§ **Record extracts**:
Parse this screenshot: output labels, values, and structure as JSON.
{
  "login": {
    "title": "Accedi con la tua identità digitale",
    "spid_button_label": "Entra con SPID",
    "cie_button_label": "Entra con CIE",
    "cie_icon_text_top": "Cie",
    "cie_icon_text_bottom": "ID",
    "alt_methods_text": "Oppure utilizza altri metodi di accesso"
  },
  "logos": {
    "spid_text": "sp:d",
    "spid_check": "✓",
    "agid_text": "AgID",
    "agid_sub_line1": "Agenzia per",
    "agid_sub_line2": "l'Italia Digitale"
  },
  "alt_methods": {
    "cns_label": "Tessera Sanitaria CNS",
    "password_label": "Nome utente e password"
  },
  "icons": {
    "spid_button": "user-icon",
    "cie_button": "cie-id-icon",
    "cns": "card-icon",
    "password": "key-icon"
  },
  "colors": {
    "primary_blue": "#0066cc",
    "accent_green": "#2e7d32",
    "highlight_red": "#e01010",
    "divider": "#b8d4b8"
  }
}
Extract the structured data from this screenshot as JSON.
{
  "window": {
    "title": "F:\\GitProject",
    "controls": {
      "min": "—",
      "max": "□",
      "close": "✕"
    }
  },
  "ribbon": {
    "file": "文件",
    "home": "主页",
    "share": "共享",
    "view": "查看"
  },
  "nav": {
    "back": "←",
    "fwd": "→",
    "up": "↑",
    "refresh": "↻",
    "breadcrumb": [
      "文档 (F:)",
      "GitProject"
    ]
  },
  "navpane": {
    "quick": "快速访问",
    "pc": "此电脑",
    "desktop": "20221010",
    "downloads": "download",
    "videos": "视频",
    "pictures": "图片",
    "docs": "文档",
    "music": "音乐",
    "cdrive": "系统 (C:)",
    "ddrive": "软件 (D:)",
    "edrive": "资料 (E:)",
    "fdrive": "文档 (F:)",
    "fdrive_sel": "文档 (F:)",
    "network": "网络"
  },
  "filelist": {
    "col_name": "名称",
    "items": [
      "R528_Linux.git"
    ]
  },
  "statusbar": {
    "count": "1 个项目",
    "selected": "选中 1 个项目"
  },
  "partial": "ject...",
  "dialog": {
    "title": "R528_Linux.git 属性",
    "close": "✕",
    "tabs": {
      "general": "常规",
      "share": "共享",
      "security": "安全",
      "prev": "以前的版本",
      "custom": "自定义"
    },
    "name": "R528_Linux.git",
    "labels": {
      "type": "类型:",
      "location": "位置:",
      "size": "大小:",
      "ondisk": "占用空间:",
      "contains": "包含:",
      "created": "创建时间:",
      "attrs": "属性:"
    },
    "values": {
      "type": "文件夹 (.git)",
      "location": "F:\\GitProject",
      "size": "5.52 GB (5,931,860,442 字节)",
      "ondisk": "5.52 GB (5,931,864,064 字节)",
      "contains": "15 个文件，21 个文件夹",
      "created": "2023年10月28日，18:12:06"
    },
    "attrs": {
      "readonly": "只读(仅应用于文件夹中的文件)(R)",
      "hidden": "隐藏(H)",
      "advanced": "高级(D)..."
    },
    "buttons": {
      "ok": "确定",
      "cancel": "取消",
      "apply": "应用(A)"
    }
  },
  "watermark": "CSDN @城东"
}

§ **What you are asked to do**: Could you transcribe the records in full, exactly?

§ **Finished exercise**:
Parse this screenshot: output labels, values, and structure as JSON.
{
  "login": {
    "title": "Accedi con la tua identità digitale",
    "spid_button_label": "Entra con SPID",
    "cie_button_label": "Entra con CIE",
    "cie_icon_text_top": "Cie",
    "cie_icon_text_bottom": "ID",
    "alt_methods_text": "Oppure utilizza altri metodi di accesso"
  },
  "logos": {
    "spid_text": "sp:d",
    "spid_check": "✓",
    "agid_text": "AgID",
    "agid_sub_line1": "Agenzia per",
    "agid_sub_line2": "l'Italia Digitale"
  },
  "alt_methods": {
    "cns_label": "Tessera Sanitaria CNS",
    "password_label": "Nome utente e password"
  },
  "icons": {
    "spid_button": "user-icon",
    "cie_button": "cie-id-icon",
    "cns": "card-icon",
    "password": "key-icon"
  },
  "colors": {
    "primary_blue": "#0066cc",
    "accent_green": "#2e7d32",
    "highlight_red": "#e01010",
    "divider": "#b8d4b8"
  }
}
Extract the structured data from this screenshot as JSON.
{
  "window": {
    "title": "F:\\GitProject",
    "controls": {
      "min": "—",
      "max": "□",
      "close": "✕"
    }
  },
  "ribbon": {
    "file": "文件",
    "home": "主页",
    "share": "共享",
    "view": "查看"
  },
  "nav": {
    "back": "←",
    "fwd": "→",
    "up": "↑",
    "refresh": "↻",
    "breadcrumb": [
      "文档 (F:)",
      "GitProject"
    ]
  },
  "navpane": {
    "quick": "快速访问",
    "pc": "此电脑",
    "desktop": "20221010",
    "downloads": "download",
    "videos": "视频",
    "pictures": "图片",
    "docs": "文档",
    "music": "音乐",
    "cdrive": "系统 (C:)",
    "ddrive": "软件 (D:)",
    "edrive": "资料 (E:)",
    "fdrive": "文档 (F:)",
    "fdrive_sel": "文档 (F:)",
    "network": "网络"
  },
  "filelist": {
    "col_name": "名称",
    "items": [
      "R528_Linux.git"
    ]
  },
  "statusbar": {
    "count": "1 个项目",
    "selected": "选中 1 个项目"
  },
  "partial": "ject...",
  "dialog": {
    "title": "R528_Linux.git 属性",
    "close": "✕",
    "tabs": {
      "general": "常规",
      "share": "共享",
      "security": "安全",
      "prev": "以前的版本",
      "custom": "自定义"
    },
    "name": "R528_Linux.git",
    "labels": {
      "type": "类型:",
      "location": "位置:",
      "size": "大小:",
      "ondisk": "占用空间:",
      "contains": "包含:",
      "created": "创建时间:",
      "attrs": "属性:"
    },
    "values": {
      "type": "文件夹 (.git)",
      "location": "F:\\GitProject",
      "size": "5.52 GB (5,931,860,442 字节)",
      "ondisk": "5.52 GB (5,931,864,064 字节)",
      "contains": "15 个文件，21 个文件夹",
      "created": "2023年10月28日，18:12:06"
    },
    "attrs": {
      "readonly": "只读(仅应用于文件夹中的文件)(R)",
      "hidden": "隐藏(H)",
      "advanced": "高级(D)..."
    },
    "buttons": {
      "ok": "确定",
      "cancel": "取消",
      "apply": "应用(A)"
    }
  },
  "watermark": "CSDN @城东"
}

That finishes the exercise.